| Exercise directions |
Select from the data all lines with the word "Insolation".

| Records for this exercise |
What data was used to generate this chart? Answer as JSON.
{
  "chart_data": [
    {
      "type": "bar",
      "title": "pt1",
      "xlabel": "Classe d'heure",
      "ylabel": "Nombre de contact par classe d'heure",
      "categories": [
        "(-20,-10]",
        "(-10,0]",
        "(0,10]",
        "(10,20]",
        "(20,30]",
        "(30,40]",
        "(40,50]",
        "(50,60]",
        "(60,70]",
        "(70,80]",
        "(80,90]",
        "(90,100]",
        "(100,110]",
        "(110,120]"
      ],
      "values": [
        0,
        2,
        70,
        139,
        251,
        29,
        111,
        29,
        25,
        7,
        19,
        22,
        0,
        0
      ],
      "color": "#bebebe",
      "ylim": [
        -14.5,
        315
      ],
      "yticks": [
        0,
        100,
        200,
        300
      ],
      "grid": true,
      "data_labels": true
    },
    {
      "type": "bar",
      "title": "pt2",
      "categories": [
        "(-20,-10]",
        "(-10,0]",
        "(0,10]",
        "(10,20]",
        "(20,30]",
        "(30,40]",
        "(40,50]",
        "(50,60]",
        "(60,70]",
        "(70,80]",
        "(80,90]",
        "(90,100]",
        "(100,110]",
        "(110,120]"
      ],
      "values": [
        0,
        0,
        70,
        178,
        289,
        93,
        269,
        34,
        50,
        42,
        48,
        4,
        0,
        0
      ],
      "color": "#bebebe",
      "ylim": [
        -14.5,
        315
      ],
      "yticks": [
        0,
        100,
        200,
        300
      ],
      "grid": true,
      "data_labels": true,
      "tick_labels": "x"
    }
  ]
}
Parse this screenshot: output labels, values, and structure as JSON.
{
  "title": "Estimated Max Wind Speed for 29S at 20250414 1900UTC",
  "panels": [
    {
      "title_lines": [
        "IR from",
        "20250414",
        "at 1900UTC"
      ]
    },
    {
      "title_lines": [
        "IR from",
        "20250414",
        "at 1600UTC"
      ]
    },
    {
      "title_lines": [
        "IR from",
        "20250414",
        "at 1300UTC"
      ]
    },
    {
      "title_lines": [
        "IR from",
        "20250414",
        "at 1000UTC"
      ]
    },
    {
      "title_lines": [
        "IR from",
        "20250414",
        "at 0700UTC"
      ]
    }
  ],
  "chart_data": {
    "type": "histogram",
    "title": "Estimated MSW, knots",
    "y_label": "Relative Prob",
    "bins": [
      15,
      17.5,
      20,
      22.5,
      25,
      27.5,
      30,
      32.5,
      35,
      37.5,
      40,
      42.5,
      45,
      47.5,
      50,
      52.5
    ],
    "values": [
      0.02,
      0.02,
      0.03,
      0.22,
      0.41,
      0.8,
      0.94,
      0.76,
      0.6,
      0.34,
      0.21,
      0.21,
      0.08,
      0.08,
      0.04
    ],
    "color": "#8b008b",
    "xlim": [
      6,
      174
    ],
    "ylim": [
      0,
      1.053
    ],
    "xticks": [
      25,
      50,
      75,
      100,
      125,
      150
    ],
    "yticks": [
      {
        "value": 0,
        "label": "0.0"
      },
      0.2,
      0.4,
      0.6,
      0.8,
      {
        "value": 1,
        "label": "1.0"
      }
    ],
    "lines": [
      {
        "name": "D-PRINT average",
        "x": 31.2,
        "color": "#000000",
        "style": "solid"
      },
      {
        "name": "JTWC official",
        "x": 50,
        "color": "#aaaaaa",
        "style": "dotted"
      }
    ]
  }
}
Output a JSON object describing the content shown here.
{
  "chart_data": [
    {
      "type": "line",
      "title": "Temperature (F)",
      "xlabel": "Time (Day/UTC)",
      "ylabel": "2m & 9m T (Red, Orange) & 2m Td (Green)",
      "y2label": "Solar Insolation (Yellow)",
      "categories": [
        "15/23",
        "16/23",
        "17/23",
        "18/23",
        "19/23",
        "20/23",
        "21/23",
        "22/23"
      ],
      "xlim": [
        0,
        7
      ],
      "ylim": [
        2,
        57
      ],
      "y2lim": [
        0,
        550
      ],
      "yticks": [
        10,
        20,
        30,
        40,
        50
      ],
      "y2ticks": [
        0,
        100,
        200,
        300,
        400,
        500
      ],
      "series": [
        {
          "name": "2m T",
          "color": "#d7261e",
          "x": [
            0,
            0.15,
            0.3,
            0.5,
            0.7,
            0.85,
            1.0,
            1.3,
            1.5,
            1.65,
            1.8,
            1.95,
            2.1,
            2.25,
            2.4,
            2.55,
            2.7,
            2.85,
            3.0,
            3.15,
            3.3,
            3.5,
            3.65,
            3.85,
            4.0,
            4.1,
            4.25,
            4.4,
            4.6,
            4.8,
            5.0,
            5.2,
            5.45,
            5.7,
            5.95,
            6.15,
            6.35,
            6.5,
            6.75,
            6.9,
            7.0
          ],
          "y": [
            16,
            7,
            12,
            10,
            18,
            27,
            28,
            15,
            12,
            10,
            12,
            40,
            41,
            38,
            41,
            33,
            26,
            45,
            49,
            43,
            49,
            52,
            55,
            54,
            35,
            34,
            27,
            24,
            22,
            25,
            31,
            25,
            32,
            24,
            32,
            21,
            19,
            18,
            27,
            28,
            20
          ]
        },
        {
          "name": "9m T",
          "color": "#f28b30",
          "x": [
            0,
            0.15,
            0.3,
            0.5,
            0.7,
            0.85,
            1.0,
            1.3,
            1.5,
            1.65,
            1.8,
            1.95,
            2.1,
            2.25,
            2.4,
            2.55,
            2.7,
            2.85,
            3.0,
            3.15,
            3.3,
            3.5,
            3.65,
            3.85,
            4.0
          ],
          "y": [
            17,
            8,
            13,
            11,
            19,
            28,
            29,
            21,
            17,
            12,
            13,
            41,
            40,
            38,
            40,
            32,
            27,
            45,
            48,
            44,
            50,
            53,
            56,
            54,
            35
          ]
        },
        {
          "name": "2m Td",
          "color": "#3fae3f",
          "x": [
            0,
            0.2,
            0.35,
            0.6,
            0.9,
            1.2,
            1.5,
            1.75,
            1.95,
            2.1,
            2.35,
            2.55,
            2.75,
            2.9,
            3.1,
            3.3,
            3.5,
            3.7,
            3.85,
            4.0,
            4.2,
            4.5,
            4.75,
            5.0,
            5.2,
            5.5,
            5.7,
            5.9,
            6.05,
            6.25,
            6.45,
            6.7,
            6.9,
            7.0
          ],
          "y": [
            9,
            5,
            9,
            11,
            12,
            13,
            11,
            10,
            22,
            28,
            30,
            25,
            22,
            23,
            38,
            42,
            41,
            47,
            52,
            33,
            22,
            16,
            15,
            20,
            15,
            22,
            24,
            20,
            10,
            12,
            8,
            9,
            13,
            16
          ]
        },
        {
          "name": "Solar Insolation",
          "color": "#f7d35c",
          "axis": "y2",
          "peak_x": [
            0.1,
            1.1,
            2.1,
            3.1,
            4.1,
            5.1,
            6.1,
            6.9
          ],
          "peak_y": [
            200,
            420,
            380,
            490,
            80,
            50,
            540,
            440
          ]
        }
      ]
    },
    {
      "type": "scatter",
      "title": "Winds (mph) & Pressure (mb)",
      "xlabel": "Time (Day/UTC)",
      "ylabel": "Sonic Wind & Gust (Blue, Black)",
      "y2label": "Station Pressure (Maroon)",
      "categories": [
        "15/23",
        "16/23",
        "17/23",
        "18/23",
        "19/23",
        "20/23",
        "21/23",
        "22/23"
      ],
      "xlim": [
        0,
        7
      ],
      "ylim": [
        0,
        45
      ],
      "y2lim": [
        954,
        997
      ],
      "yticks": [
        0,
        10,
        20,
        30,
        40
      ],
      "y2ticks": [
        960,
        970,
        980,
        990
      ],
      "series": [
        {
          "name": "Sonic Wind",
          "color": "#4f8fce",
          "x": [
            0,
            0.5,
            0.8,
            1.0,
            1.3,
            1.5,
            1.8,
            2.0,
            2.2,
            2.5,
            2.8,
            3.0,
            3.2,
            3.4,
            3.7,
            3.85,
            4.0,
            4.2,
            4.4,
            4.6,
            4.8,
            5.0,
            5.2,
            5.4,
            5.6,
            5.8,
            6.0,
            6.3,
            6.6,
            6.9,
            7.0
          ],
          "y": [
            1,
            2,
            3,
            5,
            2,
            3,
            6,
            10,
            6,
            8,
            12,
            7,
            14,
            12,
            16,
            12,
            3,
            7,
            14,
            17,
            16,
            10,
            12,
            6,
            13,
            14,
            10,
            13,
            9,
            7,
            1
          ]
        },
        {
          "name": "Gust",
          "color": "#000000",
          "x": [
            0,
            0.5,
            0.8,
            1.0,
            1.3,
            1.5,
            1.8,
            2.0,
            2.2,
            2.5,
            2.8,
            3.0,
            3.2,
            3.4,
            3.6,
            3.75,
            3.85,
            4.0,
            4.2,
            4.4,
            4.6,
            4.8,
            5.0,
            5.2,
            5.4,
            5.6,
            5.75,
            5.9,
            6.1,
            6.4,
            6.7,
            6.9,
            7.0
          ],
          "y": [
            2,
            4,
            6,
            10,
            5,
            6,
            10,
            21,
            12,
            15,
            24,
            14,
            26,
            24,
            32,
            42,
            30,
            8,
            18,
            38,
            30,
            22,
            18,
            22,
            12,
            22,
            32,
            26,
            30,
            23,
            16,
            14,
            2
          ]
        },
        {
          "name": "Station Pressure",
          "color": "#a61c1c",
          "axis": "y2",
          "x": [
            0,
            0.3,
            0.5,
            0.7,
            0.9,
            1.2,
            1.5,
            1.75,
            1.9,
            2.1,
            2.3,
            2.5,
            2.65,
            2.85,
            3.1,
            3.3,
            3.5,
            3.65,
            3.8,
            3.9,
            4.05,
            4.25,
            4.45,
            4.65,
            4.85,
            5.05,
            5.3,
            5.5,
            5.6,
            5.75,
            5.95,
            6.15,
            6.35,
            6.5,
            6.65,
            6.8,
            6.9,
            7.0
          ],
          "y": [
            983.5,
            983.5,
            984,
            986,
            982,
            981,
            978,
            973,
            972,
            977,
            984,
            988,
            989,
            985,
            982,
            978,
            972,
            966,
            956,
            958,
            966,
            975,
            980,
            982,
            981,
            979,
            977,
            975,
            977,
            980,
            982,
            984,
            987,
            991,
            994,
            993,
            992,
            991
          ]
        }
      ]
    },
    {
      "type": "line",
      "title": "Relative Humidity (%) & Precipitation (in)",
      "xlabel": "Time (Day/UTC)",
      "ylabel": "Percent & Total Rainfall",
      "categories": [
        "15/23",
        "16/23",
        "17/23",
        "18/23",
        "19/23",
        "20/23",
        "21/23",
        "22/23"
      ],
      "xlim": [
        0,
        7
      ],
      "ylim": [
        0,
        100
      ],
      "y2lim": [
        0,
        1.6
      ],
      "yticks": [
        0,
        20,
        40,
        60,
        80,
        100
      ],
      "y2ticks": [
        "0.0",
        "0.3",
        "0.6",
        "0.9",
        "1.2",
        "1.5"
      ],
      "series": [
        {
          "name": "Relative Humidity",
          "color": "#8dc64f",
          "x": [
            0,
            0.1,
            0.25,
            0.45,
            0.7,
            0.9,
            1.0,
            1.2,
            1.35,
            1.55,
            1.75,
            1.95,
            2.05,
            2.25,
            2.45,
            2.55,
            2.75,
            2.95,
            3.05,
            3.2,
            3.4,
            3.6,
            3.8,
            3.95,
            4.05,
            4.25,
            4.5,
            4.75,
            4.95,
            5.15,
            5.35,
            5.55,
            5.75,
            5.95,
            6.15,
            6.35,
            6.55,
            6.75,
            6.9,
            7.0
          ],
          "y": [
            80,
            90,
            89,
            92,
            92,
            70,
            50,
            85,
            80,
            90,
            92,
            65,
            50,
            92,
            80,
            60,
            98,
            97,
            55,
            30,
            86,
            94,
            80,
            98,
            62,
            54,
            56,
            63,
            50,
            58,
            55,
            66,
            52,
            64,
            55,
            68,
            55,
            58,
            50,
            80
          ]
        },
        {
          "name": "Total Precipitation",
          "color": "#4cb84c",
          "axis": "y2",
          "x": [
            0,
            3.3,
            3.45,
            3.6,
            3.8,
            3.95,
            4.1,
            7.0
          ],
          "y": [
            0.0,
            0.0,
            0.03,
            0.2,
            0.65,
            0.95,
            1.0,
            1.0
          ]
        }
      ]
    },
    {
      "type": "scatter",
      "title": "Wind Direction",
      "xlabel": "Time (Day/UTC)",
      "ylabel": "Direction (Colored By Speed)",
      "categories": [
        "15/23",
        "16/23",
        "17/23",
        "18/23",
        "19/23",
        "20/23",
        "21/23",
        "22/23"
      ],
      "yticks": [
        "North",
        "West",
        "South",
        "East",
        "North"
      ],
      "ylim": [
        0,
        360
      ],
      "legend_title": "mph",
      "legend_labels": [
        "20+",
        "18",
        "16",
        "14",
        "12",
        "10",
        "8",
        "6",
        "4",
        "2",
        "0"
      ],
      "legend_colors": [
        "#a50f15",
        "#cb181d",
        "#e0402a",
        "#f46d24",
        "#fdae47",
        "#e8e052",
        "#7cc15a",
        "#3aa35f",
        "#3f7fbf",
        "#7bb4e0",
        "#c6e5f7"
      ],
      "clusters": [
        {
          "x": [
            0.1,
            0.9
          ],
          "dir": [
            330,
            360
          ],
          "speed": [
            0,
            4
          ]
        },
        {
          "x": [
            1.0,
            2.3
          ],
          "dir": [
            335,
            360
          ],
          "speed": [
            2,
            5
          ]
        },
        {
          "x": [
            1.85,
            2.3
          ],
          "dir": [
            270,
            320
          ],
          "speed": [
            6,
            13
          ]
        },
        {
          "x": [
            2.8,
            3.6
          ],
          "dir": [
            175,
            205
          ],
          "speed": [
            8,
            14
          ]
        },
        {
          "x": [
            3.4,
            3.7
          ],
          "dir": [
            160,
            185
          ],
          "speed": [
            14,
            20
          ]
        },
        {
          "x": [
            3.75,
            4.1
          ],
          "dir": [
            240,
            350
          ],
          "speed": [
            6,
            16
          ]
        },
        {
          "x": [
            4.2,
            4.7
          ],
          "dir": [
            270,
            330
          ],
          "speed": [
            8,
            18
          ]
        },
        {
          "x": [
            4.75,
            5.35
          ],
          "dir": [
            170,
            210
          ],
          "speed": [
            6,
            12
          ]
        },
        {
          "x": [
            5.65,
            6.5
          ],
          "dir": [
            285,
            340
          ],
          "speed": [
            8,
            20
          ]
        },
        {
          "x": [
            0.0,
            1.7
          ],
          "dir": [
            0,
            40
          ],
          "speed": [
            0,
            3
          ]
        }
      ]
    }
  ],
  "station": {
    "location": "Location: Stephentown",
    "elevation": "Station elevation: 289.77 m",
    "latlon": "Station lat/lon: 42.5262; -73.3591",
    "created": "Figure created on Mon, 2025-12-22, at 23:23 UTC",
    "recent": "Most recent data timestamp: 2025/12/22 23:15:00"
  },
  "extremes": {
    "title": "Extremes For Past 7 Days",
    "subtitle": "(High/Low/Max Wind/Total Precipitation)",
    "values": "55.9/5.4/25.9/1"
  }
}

| Solution to this task |
      "y2label": "Solar Insolation (Yellow)",
          "name": "Solar Insolation",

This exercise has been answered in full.